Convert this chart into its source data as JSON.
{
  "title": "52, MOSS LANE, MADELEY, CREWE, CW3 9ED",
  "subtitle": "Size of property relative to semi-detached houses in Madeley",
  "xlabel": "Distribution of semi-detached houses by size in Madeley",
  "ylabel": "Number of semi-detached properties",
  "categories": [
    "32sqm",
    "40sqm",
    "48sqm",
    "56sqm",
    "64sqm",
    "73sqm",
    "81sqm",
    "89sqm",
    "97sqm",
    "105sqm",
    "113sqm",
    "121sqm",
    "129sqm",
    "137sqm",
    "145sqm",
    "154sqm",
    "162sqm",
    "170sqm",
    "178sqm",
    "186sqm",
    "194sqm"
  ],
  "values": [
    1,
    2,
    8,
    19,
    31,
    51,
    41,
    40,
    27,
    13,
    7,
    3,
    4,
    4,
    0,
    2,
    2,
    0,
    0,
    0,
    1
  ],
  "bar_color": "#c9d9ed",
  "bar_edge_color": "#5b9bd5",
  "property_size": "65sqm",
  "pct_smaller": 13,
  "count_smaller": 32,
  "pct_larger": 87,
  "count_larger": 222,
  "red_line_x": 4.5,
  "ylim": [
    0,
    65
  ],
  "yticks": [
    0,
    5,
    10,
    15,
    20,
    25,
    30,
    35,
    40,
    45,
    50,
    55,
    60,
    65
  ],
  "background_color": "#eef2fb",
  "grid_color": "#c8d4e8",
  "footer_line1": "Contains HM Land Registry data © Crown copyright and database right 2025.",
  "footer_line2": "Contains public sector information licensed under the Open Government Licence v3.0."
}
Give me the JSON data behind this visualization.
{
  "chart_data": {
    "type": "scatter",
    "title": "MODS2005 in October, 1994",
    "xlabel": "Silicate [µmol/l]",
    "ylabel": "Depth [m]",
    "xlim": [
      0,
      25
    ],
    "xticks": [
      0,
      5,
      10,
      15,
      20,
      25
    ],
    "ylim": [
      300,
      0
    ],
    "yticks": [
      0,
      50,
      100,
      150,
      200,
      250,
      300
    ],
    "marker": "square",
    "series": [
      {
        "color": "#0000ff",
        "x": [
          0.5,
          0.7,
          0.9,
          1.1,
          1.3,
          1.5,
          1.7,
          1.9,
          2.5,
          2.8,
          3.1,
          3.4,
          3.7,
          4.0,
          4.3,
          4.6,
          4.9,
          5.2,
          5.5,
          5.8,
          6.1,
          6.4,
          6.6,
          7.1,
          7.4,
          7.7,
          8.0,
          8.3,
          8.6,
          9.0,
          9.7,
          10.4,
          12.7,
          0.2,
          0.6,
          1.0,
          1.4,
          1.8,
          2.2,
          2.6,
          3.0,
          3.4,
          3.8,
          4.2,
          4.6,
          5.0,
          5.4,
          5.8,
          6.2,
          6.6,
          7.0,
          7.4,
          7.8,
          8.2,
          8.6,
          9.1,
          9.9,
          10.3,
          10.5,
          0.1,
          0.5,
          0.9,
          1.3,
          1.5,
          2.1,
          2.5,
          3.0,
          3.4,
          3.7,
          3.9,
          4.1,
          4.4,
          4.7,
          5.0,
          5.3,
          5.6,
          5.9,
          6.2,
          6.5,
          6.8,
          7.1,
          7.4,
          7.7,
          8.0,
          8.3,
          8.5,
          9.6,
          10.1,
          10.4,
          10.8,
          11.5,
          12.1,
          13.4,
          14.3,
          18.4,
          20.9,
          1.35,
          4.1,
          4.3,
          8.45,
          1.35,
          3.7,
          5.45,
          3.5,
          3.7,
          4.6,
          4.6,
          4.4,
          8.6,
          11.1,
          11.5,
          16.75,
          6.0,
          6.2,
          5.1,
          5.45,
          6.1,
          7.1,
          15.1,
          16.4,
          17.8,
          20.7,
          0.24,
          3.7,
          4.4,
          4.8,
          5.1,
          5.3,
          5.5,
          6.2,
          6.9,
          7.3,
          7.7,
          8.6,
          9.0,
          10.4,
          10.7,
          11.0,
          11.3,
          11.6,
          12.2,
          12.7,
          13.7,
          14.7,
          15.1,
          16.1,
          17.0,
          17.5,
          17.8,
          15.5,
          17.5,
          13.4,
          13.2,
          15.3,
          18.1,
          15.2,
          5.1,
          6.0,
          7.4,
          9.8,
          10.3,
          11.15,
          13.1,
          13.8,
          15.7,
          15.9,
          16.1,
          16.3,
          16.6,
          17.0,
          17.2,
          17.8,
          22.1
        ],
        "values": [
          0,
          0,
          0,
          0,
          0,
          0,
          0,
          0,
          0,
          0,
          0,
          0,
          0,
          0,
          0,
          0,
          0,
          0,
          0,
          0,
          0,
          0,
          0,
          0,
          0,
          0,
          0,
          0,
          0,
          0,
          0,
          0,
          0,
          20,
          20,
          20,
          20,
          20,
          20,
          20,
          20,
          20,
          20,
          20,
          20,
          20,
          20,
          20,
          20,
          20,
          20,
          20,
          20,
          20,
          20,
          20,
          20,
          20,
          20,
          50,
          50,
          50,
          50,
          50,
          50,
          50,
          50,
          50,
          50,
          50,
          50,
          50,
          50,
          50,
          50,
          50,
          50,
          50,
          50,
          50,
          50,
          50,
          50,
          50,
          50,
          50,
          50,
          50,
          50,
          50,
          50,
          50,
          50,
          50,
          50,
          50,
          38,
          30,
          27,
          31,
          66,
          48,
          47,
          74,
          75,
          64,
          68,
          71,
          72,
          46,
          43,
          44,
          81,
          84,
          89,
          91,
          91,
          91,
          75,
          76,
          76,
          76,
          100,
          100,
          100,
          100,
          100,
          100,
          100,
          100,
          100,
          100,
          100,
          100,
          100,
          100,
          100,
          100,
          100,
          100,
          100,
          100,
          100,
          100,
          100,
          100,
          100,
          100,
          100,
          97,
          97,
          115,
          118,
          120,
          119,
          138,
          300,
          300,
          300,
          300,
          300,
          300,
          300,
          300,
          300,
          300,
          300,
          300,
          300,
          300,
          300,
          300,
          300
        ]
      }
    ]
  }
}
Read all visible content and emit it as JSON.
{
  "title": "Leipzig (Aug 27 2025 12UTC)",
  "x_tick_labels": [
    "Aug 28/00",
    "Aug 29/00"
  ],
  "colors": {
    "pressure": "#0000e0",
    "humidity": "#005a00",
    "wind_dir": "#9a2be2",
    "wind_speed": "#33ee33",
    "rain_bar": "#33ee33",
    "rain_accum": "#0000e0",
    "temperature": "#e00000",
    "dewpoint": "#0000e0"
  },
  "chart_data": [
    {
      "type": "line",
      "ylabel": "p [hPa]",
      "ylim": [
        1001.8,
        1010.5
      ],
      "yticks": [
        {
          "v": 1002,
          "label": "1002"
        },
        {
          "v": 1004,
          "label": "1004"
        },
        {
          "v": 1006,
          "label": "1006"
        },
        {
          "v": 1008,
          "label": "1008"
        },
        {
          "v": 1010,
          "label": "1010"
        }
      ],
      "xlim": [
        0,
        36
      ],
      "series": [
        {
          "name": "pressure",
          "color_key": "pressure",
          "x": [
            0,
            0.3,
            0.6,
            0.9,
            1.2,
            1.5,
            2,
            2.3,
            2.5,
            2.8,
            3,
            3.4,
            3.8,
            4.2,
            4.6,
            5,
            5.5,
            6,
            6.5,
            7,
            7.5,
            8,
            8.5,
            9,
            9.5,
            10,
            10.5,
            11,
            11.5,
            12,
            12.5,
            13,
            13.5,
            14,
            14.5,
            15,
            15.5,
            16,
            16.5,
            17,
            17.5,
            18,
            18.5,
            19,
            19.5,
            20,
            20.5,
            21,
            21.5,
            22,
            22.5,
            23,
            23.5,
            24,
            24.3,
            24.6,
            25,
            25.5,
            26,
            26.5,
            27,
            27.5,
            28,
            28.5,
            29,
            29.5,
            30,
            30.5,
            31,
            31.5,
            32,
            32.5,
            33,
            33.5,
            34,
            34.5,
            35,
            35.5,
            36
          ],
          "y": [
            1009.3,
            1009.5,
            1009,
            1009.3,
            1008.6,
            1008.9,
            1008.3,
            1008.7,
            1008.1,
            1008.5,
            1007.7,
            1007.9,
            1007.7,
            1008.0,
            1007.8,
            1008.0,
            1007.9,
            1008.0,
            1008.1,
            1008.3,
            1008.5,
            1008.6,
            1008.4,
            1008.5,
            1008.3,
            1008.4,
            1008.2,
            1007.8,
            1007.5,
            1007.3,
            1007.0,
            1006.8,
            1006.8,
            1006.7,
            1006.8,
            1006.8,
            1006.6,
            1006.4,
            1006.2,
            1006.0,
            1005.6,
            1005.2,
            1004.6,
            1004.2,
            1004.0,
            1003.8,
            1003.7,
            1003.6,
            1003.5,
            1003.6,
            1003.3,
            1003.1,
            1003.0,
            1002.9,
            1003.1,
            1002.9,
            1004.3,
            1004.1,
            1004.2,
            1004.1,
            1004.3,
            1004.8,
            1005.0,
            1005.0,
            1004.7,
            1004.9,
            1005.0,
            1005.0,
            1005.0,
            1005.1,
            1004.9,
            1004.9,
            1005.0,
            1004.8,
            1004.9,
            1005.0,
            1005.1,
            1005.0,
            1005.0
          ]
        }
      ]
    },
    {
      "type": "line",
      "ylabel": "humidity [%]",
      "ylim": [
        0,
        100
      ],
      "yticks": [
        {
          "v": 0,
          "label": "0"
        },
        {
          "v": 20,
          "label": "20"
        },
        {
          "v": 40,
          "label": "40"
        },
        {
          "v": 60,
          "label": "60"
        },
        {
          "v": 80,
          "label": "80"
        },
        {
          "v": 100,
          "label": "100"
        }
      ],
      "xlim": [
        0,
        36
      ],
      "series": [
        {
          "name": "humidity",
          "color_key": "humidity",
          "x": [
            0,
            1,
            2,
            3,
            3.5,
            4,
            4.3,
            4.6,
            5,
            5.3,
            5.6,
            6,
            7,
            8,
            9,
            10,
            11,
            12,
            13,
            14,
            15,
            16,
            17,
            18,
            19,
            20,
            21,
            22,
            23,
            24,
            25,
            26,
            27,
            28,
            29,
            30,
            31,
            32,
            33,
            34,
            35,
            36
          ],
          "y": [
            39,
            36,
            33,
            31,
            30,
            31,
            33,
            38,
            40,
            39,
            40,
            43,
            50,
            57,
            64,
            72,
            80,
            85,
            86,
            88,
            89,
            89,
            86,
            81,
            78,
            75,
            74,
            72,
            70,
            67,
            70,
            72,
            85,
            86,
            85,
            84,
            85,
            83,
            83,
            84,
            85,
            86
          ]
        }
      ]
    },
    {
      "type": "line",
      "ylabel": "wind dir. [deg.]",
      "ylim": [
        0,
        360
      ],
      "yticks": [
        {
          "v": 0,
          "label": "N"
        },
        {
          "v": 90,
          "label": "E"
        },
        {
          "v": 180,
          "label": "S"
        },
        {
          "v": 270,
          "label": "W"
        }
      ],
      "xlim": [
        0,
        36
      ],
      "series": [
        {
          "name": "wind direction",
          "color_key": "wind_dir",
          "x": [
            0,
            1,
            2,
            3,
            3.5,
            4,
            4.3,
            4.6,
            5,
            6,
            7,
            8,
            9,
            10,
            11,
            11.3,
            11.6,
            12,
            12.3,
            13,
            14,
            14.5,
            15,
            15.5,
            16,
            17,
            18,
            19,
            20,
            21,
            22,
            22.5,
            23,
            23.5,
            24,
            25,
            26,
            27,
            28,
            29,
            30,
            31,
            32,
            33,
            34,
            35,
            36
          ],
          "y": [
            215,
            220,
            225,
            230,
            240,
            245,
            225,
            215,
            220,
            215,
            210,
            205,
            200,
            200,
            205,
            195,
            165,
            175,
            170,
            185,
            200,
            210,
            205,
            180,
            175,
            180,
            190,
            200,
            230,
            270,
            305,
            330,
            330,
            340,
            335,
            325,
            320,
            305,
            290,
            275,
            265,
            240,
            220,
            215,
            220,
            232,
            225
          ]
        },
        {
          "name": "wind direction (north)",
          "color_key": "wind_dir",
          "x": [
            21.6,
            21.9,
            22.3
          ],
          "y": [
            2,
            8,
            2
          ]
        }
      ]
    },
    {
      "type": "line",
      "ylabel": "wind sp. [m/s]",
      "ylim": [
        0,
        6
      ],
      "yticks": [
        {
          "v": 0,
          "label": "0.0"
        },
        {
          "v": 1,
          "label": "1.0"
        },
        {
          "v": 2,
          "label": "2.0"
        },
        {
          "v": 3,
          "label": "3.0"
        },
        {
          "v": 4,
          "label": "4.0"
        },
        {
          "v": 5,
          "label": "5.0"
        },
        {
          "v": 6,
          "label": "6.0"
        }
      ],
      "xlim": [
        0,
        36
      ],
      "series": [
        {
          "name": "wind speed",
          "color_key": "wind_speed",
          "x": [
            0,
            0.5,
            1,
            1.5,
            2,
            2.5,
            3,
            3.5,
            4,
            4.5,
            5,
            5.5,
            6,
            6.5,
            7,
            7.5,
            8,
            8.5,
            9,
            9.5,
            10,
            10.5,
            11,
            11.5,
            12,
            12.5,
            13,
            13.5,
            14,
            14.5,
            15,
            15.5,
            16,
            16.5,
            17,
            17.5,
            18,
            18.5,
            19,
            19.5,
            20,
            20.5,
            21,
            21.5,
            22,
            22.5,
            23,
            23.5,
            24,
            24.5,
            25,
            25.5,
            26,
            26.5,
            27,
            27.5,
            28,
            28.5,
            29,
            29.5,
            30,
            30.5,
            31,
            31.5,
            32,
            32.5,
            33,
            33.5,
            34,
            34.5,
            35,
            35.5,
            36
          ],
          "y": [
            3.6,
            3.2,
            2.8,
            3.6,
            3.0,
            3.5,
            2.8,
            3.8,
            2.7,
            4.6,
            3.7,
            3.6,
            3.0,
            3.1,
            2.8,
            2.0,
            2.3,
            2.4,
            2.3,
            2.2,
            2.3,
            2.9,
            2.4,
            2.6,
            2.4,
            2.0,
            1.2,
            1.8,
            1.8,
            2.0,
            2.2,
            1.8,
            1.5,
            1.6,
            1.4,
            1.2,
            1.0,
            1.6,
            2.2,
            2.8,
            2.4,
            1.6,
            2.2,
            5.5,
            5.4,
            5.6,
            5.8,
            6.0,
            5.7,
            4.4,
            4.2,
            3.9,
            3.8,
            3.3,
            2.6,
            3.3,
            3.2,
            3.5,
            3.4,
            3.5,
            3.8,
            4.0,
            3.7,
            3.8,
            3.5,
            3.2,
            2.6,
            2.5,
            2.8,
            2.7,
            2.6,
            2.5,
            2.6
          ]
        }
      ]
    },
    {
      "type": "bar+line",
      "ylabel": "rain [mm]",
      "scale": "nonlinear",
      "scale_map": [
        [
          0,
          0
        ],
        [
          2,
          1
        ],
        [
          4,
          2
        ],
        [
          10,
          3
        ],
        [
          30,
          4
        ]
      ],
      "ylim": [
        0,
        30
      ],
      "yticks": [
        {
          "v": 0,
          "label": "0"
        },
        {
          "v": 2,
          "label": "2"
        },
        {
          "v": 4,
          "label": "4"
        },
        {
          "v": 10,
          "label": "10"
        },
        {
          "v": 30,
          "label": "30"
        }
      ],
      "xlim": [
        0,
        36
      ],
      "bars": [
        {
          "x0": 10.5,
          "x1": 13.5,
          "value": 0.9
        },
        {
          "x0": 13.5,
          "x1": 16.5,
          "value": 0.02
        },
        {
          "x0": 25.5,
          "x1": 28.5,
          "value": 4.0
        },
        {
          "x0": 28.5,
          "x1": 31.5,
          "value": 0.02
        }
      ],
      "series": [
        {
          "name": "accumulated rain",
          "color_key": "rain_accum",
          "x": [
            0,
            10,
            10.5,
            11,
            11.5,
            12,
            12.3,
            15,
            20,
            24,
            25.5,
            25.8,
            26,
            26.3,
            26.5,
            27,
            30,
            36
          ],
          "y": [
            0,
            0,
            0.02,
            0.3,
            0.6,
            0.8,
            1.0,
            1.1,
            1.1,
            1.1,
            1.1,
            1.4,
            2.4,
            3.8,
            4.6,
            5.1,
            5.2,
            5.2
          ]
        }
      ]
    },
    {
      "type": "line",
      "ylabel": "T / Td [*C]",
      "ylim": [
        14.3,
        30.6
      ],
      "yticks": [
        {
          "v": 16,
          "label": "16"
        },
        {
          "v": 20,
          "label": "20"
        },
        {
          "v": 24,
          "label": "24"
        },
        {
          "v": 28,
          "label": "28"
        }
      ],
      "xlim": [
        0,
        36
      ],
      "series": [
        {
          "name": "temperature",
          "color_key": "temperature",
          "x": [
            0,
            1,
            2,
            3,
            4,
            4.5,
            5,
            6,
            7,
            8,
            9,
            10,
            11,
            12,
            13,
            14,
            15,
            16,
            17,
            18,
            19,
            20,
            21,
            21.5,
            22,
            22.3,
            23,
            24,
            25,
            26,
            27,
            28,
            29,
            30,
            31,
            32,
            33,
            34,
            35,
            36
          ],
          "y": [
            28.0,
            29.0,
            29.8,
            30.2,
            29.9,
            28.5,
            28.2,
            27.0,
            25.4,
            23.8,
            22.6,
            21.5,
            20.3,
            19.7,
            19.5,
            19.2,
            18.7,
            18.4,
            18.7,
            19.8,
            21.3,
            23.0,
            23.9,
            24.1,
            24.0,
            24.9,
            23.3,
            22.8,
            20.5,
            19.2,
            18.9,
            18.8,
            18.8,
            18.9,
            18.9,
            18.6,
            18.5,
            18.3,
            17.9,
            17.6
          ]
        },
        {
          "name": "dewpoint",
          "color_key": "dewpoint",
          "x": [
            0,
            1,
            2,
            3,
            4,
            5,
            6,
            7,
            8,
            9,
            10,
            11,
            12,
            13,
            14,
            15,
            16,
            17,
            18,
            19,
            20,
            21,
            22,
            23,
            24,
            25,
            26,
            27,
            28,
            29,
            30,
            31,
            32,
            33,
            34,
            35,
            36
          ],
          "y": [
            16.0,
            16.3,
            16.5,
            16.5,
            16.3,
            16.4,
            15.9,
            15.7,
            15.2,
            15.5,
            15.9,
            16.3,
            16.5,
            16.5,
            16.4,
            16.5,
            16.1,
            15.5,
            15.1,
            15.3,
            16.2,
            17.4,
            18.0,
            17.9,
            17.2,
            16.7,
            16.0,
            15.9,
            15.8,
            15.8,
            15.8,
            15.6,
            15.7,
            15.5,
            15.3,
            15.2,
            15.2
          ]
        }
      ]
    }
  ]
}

• [Work to do]: Give only the number of lines in the entries above that contain the string "name".

• [Completed task]: 8